Reputation: 786
I've been assigned some sed homework in my class and am one step away from finishing the assignment. I've racked my head trying to come up with a solution and nothing's worked to the point where I'm about to give up.
Basically, in the file I've got...I'm supposed to replace this:
<b>Some text here...each bold tag has different content...</b>
with
Some text here...each bold tag has different content...
I've got it partially completed, but what I can't figure out is how to "echo" the extracted content using sed (regexp).
I manage to substitute the content out just fine, but it's when I'm trying to actually OUTPUT the content that's between the HTML tags that it goes wrong.
If that's confusing, I truly apologize. I've been at this project a couple hours now and am getting a bit frusturated. Basically, why does this not work?
s/<b>.*<\/b>/.*/g
I simply want to output the content WITHOUT the bold tags.
Thanks a bunch!
Upvotes: 0
Views: 3756
Reputation: 9913
You need to use a capturing group, which are parentheses ()
So, it's just this:
s/<b>(.*)<\/b>/\1/g
Capturing groups are numbered, from left to right, starting with one, and increasing.
This syntax is the standard way to do regular expressions; sed's syntax is slightly different. the sed command is
sed 's/<b>\(.*\)<\/b>/\1/g' [file]
or
sed -r 's/<b>(.*)<\/b>/\1/g' [file]
Of course, if you just want to remove the bold tags, the other solution would be to just replace the HTML tags with blanks like so
sed 's/<\([^>]\|\(\"[^\"]\"\)\)*>//g' [file]
(I dislike sed's need to escape everything)

Boxed element entries

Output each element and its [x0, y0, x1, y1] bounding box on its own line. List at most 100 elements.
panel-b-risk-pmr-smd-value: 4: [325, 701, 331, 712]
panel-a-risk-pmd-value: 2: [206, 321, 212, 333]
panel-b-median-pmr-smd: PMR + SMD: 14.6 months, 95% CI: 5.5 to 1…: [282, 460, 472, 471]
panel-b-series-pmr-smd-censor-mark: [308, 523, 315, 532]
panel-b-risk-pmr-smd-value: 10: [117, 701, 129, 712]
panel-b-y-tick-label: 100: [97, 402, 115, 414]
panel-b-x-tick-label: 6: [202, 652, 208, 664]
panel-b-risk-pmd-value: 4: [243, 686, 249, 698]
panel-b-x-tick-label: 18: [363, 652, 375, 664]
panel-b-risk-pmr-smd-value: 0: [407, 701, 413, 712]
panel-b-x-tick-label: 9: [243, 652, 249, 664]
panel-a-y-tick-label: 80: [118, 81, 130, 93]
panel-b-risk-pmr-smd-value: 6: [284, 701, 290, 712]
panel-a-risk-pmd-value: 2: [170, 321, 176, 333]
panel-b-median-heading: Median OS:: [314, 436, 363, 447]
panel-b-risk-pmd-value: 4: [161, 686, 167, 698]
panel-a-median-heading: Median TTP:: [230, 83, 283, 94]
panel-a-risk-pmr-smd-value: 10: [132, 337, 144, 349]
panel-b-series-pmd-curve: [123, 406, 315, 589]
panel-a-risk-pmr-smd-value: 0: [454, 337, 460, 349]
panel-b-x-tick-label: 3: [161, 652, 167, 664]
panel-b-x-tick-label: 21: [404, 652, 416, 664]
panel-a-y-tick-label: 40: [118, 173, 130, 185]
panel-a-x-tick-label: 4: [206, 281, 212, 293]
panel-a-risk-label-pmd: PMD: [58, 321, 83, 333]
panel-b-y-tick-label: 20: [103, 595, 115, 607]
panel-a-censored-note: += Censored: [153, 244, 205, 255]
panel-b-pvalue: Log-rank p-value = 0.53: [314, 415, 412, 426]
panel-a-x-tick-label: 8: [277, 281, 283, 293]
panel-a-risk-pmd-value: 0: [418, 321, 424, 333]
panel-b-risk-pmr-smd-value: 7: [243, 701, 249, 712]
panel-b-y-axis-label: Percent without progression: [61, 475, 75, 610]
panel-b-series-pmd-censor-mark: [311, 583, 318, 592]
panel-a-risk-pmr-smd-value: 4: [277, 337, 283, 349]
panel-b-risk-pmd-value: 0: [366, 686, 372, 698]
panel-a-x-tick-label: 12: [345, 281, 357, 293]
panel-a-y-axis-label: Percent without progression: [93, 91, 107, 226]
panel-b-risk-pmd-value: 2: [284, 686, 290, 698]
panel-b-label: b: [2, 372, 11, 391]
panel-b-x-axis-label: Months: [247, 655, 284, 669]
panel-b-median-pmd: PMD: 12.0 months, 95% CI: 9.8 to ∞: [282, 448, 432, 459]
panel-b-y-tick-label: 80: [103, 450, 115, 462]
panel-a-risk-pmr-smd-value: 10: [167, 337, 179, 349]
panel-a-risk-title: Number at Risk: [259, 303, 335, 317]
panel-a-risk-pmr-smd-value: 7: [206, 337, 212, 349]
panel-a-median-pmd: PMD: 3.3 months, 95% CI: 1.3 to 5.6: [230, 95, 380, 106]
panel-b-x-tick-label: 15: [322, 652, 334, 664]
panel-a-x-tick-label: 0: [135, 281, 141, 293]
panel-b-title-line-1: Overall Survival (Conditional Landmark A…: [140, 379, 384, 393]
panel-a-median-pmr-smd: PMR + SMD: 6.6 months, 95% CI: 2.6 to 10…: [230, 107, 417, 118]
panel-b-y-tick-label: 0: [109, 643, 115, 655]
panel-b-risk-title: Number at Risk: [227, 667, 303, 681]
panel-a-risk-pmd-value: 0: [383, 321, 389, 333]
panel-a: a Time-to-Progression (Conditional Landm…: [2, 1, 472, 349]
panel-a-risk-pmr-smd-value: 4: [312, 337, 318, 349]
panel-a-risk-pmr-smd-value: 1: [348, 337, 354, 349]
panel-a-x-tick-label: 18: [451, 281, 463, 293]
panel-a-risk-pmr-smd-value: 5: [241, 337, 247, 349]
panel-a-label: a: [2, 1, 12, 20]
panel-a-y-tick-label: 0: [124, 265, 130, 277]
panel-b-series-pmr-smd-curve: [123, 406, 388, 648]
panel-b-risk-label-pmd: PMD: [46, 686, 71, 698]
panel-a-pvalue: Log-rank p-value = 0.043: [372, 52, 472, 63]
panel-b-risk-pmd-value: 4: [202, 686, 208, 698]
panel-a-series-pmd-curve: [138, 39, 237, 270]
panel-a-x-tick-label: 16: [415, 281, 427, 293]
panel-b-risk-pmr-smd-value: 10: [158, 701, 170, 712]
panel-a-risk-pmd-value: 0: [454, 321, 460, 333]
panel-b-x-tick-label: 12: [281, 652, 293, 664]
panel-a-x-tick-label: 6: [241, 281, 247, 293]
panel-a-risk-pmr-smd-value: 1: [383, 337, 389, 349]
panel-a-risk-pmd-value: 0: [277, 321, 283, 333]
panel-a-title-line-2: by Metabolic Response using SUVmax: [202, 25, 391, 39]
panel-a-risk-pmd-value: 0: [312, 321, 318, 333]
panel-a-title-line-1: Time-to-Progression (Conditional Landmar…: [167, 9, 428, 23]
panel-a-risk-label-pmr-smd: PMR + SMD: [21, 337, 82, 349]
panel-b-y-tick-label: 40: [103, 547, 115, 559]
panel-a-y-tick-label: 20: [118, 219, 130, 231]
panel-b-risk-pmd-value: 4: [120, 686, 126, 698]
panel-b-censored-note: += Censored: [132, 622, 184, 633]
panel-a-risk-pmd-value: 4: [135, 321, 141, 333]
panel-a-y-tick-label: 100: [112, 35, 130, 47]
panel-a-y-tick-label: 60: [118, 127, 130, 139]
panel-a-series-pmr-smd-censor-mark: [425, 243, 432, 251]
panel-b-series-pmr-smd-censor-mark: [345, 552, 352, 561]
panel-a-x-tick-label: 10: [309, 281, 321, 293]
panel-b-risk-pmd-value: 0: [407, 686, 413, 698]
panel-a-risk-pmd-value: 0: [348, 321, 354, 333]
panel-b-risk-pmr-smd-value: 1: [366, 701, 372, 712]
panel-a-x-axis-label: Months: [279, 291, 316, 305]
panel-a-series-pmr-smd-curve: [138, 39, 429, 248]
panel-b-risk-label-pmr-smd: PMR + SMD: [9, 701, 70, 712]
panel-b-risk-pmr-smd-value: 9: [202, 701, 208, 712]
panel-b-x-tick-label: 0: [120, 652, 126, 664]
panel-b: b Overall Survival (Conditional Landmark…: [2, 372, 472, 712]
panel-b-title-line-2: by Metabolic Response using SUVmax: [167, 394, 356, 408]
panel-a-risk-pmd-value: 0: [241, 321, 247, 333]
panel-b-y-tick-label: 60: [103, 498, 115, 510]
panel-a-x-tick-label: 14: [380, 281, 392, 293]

◆ Tasks to perform:
a) Quote the sed forum thread from "Reputation: 786" to "it goes wrong.".
b) In the rows, from the first line through the line with "panel-b-x-tick-label: 3: [161, 652, 167, 664]", substitute "enclosing box" for "bounding box" and return only those lines.

◆ Task-by-task results:
a)
Reputation: 786
I've been assigned some sed homework in my class and am one step away from finishing the assignment. I've racked my head trying to come up with a solution and nothing's worked to the point where I'm about to give up.
Basically, in the file I've got...I'm supposed to replace this:
<b>Some text here...each bold tag has different content...</b>
with
Some text here...each bold tag has different content...
I've got it partially completed, but what I can't figure out is how to "echo" the extracted content using sed (regexp).
I manage to substitute the content out just fine, but it's when I'm trying to actually OUTPUT the content that's between the HTML tags that it goes wrong.

b)
Output each element and its [x0, y0, x1, y1] enclosing box on its own line. List at most 100 elements.
panel-b-risk-pmr-smd-value: 4: [325, 701, 331, 712]
panel-a-risk-pmd-value: 2: [206, 321, 212, 333]
panel-b-median-pmr-smd: PMR + SMD: 14.6 months, 95% CI: 5.5 to 1…: [282, 460, 472, 471]
panel-b-series-pmr-smd-censor-mark: [308, 523, 315, 532]
panel-b-risk-pmr-smd-value: 10: [117, 701, 129, 712]
panel-b-y-tick-label: 100: [97, 402, 115, 414]
panel-b-x-tick-label: 6: [202, 652, 208, 664]
panel-b-risk-pmd-value: 4: [243, 686, 249, 698]
panel-b-x-tick-label: 18: [363, 652, 375, 664]
panel-b-risk-pmr-smd-value: 0: [407, 701, 413, 712]
panel-b-x-tick-label: 9: [243, 652, 249, 664]
panel-a-y-tick-label: 80: [118, 81, 130, 93]
panel-b-risk-pmr-smd-value: 6: [284, 701, 290, 712]
panel-a-risk-pmd-value: 2: [170, 321, 176, 333]
panel-b-median-heading: Median OS:: [314, 436, 363, 447]
panel-b-risk-pmd-value: 4: [161, 686, 167, 698]
panel-a-median-heading: Median TTP:: [230, 83, 283, 94]
panel-a-risk-pmr-smd-value: 10: [132, 337, 144, 349]
panel-b-series-pmd-curve: [123, 406, 315, 589]
panel-a-risk-pmr-smd-value: 0: [454, 337, 460, 349]
panel-b-x-tick-label: 3: [161, 652, 167, 664]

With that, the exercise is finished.